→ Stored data
------------

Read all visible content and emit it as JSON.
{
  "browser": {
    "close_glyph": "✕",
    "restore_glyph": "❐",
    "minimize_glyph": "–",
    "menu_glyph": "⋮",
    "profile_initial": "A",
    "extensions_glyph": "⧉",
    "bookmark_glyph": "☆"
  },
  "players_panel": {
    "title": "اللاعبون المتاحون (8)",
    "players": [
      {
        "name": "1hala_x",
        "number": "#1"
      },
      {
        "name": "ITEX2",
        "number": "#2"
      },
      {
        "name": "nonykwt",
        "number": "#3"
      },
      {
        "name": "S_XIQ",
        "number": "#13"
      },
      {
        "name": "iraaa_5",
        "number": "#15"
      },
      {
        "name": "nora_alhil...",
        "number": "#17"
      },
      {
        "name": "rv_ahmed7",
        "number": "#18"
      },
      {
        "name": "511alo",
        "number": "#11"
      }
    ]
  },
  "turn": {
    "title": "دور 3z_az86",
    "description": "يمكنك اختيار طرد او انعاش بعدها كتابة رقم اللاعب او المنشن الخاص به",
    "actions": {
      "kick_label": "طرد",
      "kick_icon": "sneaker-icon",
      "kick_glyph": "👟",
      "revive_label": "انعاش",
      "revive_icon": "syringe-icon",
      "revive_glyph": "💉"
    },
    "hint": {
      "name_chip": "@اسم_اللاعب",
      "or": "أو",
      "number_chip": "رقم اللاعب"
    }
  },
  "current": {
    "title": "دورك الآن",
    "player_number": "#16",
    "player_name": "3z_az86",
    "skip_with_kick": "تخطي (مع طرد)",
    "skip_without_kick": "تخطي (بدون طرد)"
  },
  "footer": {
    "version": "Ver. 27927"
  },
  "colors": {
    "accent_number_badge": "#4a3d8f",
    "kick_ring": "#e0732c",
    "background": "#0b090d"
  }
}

------------

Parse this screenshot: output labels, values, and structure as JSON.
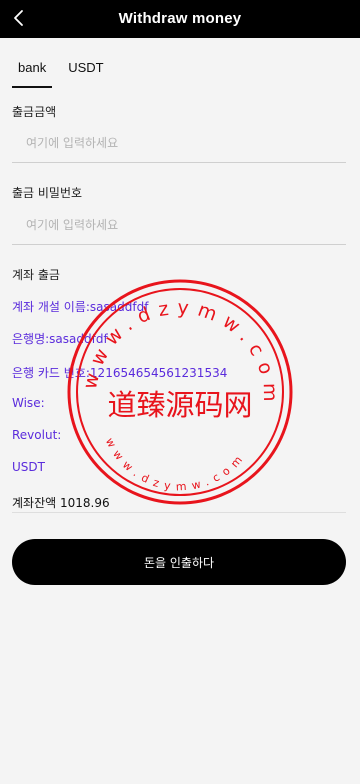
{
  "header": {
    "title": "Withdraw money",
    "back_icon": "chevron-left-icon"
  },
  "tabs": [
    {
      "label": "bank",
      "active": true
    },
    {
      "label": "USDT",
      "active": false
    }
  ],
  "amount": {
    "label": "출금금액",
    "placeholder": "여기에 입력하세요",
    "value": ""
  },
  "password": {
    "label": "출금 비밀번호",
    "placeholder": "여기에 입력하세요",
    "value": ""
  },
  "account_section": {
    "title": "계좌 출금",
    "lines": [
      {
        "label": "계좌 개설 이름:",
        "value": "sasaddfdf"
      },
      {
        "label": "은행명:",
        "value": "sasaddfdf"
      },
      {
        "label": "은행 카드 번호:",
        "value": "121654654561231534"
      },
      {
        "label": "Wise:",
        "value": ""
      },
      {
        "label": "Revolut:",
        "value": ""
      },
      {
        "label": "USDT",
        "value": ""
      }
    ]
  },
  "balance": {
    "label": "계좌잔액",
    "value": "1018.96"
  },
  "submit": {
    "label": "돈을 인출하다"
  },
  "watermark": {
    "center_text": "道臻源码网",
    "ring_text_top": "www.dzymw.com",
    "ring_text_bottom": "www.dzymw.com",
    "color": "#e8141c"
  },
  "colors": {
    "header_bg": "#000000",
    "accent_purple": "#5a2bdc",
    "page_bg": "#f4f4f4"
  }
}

------------

→ What is expected
Read through the data and copy every line where "icon" shows up.

→ Answer for the task
      "kick_icon": "sneaker-icon",
      "revive_icon": "syringe-icon",
    "back_icon": "chevron-left-icon"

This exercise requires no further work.